Task statement:
Quote all lines below exactly. Images stay out.
** start **
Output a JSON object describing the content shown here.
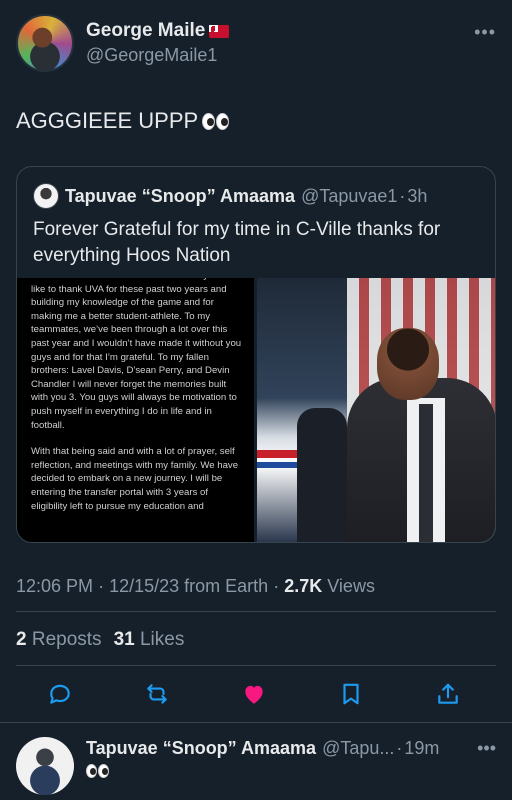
{
  "tweet": {
    "display_name": "George Maile",
    "flag_icon": "tonga-flag-icon",
    "handle": "@GeorgeMaile1",
    "more_icon": "more-horizontal-icon",
    "more_glyph": "•••",
    "text": "AGGGIEEE UPPP",
    "emoji": "eyes-emoji-icon"
  },
  "quote": {
    "display_name": "Tapuvae “Snoop” Amaama",
    "handle": "@Tapuvae1",
    "separator": "·",
    "time": "3h",
    "text": "Forever Grateful for my time in C-Ville thanks for everything Hoos Nation",
    "media_text": [
      "Without HIM I wouldn’t be who I am today. I would like to thank UVA for these past two years and building my knowledge of the game and for making me a better student-athlete. To my teammates, we’ve been through a lot over this past year and I wouldn’t have made it without you guys and for that I’m grateful. To my fallen brothers: Lavel Davis, D’sean Perry, and Devin Chandler I will never forget the memories built with you 3. You guys will always be motivation to push myself in everything I do in life and in football.",
      "With that being said and with a lot of prayer, self reflection, and meetings with my family. We have decided to embark on a new journey. I will be entering the transfer portal with 3 years of eligibility left to pursue my education and"
    ]
  },
  "meta": {
    "time": "12:06 PM",
    "dot": "·",
    "date": "12/15/23 from Earth",
    "views_count": "2.7K",
    "views_label": "Views"
  },
  "engagement": {
    "reposts_count": "2",
    "reposts_label": "Reposts",
    "likes_count": "31",
    "likes_label": "Likes"
  },
  "actions": {
    "reply_icon": "reply-icon",
    "repost_icon": "repost-icon",
    "like_icon": "heart-icon",
    "bookmark_icon": "bookmark-icon",
    "share_icon": "share-icon",
    "like_color": "#f91880",
    "icon_color": "#1d9bf0"
  },
  "reply": {
    "display_name": "Tapuvae “Snoop” Amaama",
    "handle": "@Tapu...",
    "separator": "·",
    "time": "19m",
    "more_glyph": "•••"
  },
  "colors": {
    "background": "#15202b",
    "text_primary": "#e7e9ea",
    "text_secondary": "#8b98a5",
    "border": "#38444d"
  }
}
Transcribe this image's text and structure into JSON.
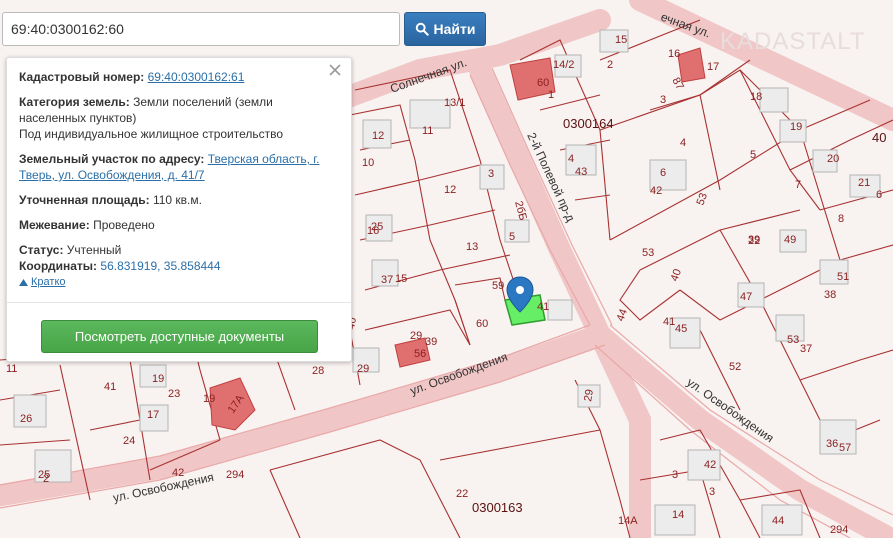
** end **
Finished task:
Output a JSON object describing the content shown here.
{
  "tweet": {
    "display_name": "George Maile",
    "flag_icon": "tonga-flag-icon",
    "handle": "@GeorgeMaile1",
    "more_icon": "more-horizontal-icon",
    "more_glyph": "•••",
    "text": "AGGGIEEE UPPP",
    "emoji": "eyes-emoji-icon"
  },
  "quote": {
    "display_name": "Tapuvae “Snoop” Amaama",
    "handle": "@Tapuvae1",
    "separator": "·",
    "time": "3h",
    "text": "Forever Grateful for my time in C-Ville thanks for everything Hoos Nation",
    "media_text": [
      "Without HIM I wouldn’t be who I am today. I would like to thank UVA for these past two years and building my knowledge of the game and for making me a better student-athlete. To my teammates, we’ve been through a lot over this past year and I wouldn’t have made it without you guys and for that I’m grateful. To my fallen brothers: Lavel Davis, D’sean Perry, and Devin Chandler I will never forget the memories built with you 3. You guys will always be motivation to push myself in everything I do in life and in football.",
      "With that being said and with a lot of prayer, self reflection, and meetings with my family. We have decided to embark on a new journey. I will be entering the transfer portal with 3 years of eligibility left to pursue my education and"
    ]
  },
  "meta": {
    "time": "12:06 PM",
    "dot": "·",
    "date": "12/15/23 from Earth",
    "views_count": "2.7K",
    "views_label": "Views"
  },
  "engagement": {
    "reposts_count": "2",
    "reposts_label": "Reposts",
    "likes_count": "31",
    "likes_label": "Likes"
  },
  "actions": {
    "reply_icon": "reply-icon",
    "repost_icon": "repost-icon",
    "like_icon": "heart-icon",
    "bookmark_icon": "bookmark-icon",
    "share_icon": "share-icon",
    "like_color": "#f91880",
    "icon_color": "#1d9bf0"
  },
  "reply": {
    "display_name": "Tapuvae “Snoop” Amaama",
    "handle": "@Tapu...",
    "separator": "·",
    "time": "19m",
    "more_glyph": "•••"
  },
  "colors": {
    "background": "#15202b",
    "text_primary": "#e7e9ea",
    "text_secondary": "#8b98a5",
    "border": "#38444d"
  }
}
Transcribe this image's text and structure into JSON.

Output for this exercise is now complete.